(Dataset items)
---+---

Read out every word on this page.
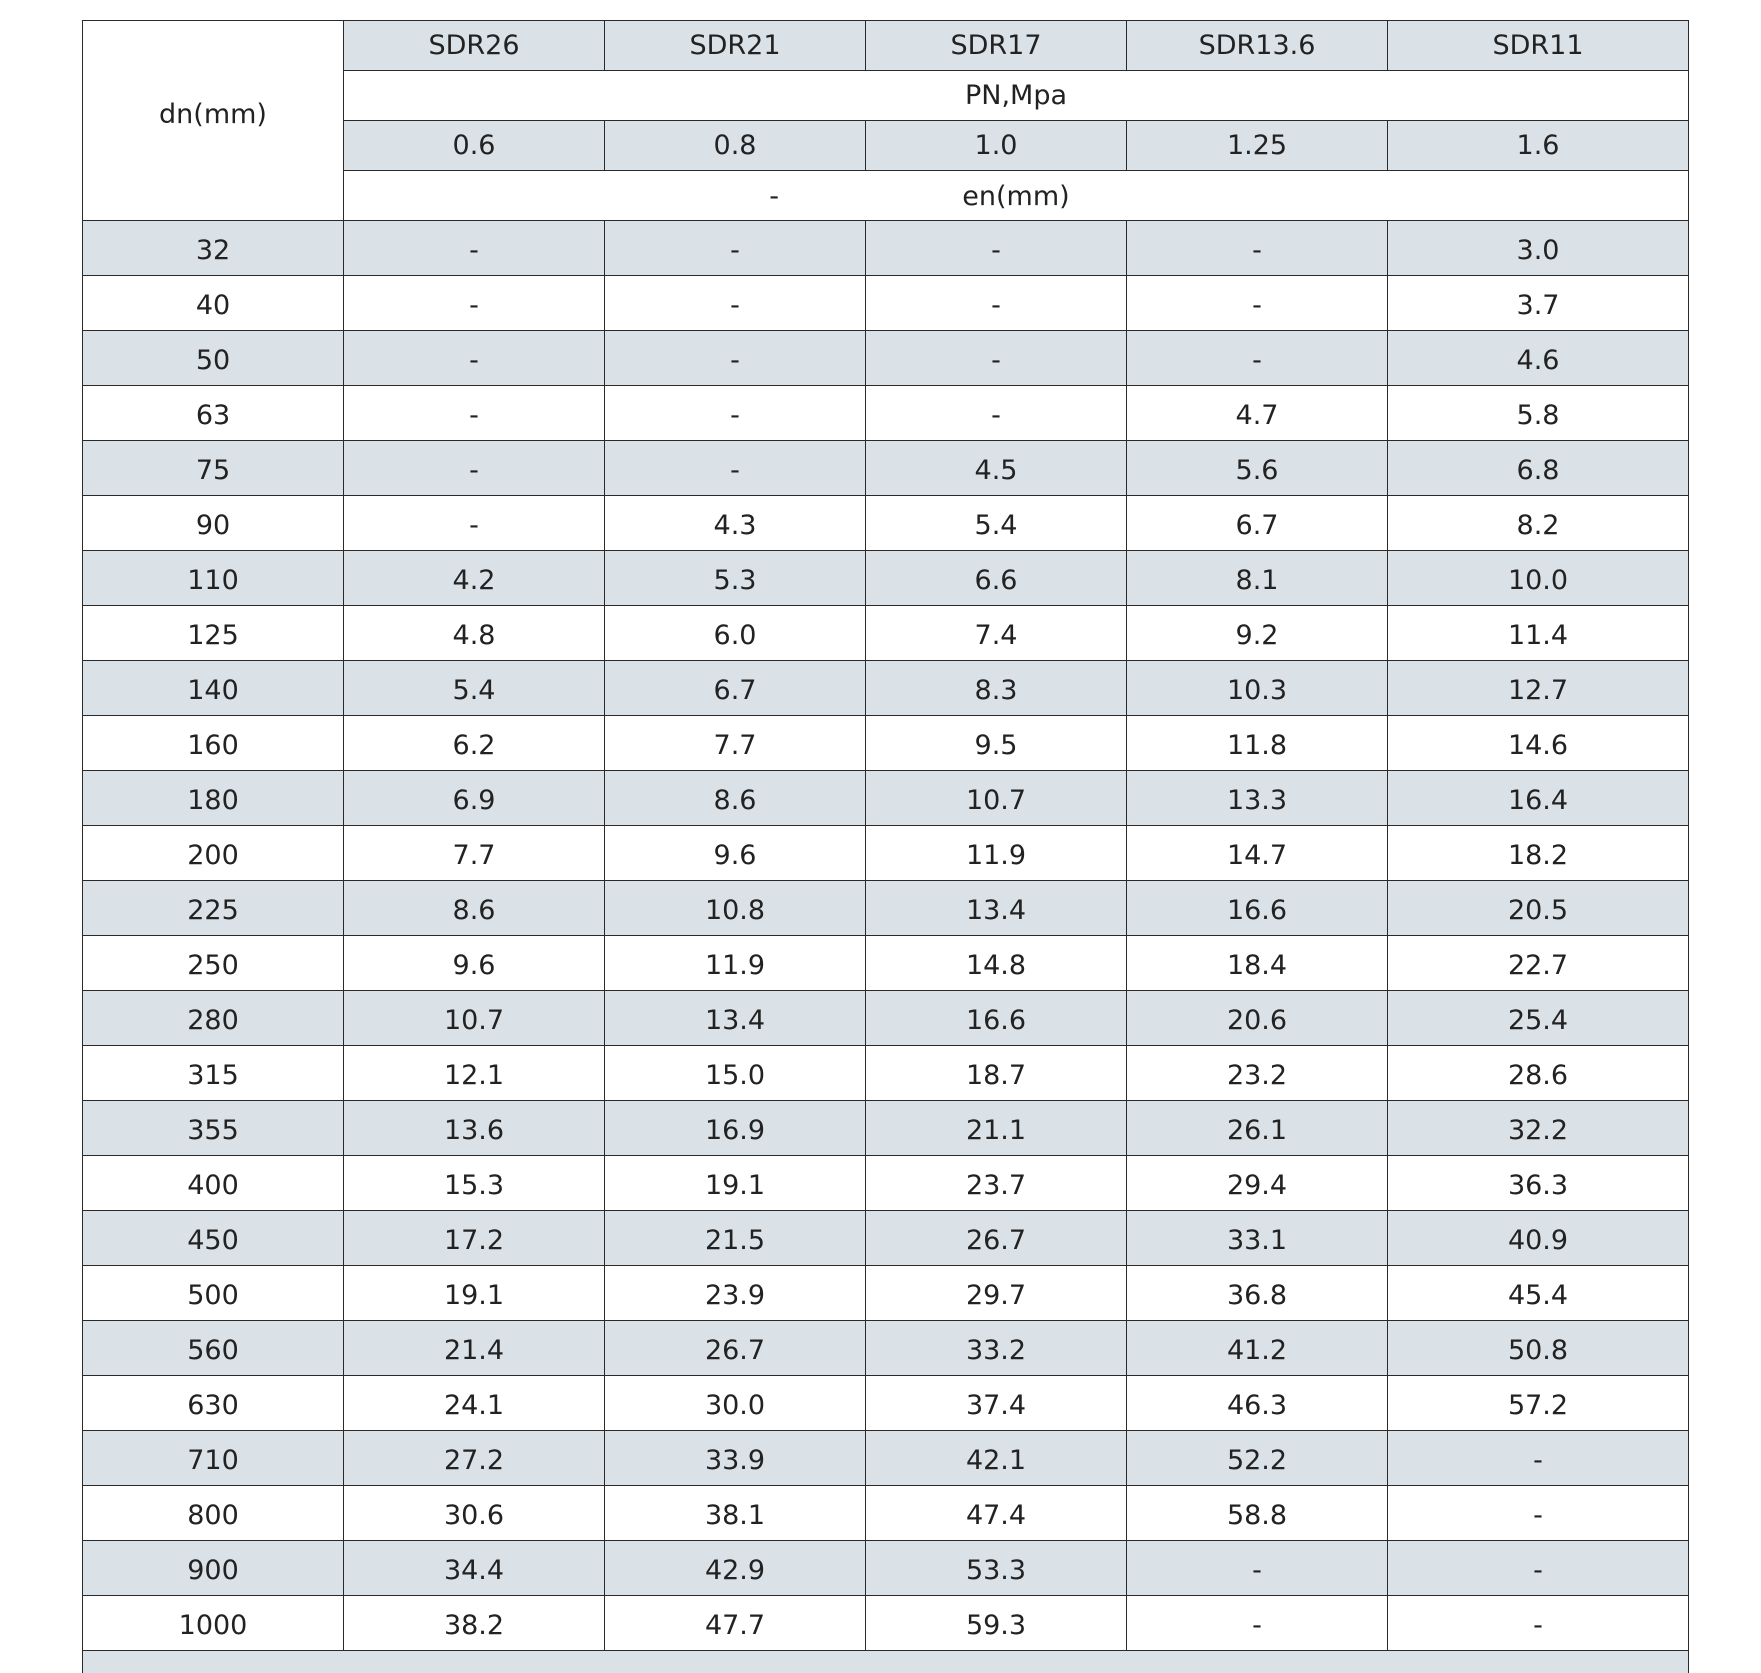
dn(mm)	SDR26	SDR21	SDR17	SDR13.6	SDR11
	PN,Mpa				
	0.6	0.8	1.0	1.25	1.6

	- en(mm)				

32	-	-	-	-	3.0
40	-	-	-	-	3.7
50	-	-	-	-	4.6
63	-	-	-	4.7	5.8
75	-	-	4.5	5.6	6.8
90	-	4.3	5.4	6.7	8.2
110	4.2	5.3	6.6	8.1	10.0
125	4.8	6.0	7.4	9.2	11.4
140	5.4	6.7	8.3	10.3	12.7
160	6.2	7.7	9.5	11.8	14.6
180	6.9	8.6	10.7	13.3	16.4
200	7.7	9.6	11.9	14.7	18.2
225	8.6	10.8	13.4	16.6	20.5
250	9.6	11.9	14.8	18.4	22.7
280	10.7	13.4	16.6	20.6	25.4
315	12.1	15.0	18.7	23.2	28.6
355	13.6	16.9	21.1	26.1	32.2
400	15.3	19.1	23.7	29.4	36.3
450	17.2	21.5	26.7	33.1	40.9
500	19.1	23.9	29.7	36.8	45.4
560	21.4	26.7	33.2	41.2	50.8
630	24.1	30.0	37.4	46.3	57.2
710	27.2	33.9	42.1	52.2	-
800	30.6	38.1	47.4	58.8	-
900	34.4	42.9	53.3	-	-
1000	38.2	47.7	59.3	-	-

---+---

Extract all the entries word for word; omit any pictures.

* **FULL ANSWER**:
Read out every word on this page.
dn(mm)	SDR26	SDR21	SDR17	SDR13.6	SDR11
	PN,Mpa				
	0.6	0.8	1.0	1.25	1.6

	- en(mm)				

32	-	-	-	-	3.0
40	-	-	-	-	3.7
50	-	-	-	-	4.6
63	-	-	-	4.7	5.8
75	-	-	4.5	5.6	6.8
90	-	4.3	5.4	6.7	8.2
110	4.2	5.3	6.6	8.1	10.0
125	4.8	6.0	7.4	9.2	11.4
140	5.4	6.7	8.3	10.3	12.7
160	6.2	7.7	9.5	11.8	14.6
180	6.9	8.6	10.7	13.3	16.4
200	7.7	9.6	11.9	14.7	18.2
225	8.6	10.8	13.4	16.6	20.5
250	9.6	11.9	14.8	18.4	22.7
280	10.7	13.4	16.6	20.6	25.4
315	12.1	15.0	18.7	23.2	28.6
355	13.6	16.9	21.1	26.1	32.2
400	15.3	19.1	23.7	29.4	36.3
450	17.2	21.5	26.7	33.1	40.9
500	19.1	23.9	29.7	36.8	45.4
560	21.4	26.7	33.2	41.2	50.8
630	24.1	30.0	37.4	46.3	57.2
710	27.2	33.9	42.1	52.2	-
800	30.6	38.1	47.4	58.8	-
900	34.4	42.9	53.3	-	-
1000	38.2	47.7	59.3	-	-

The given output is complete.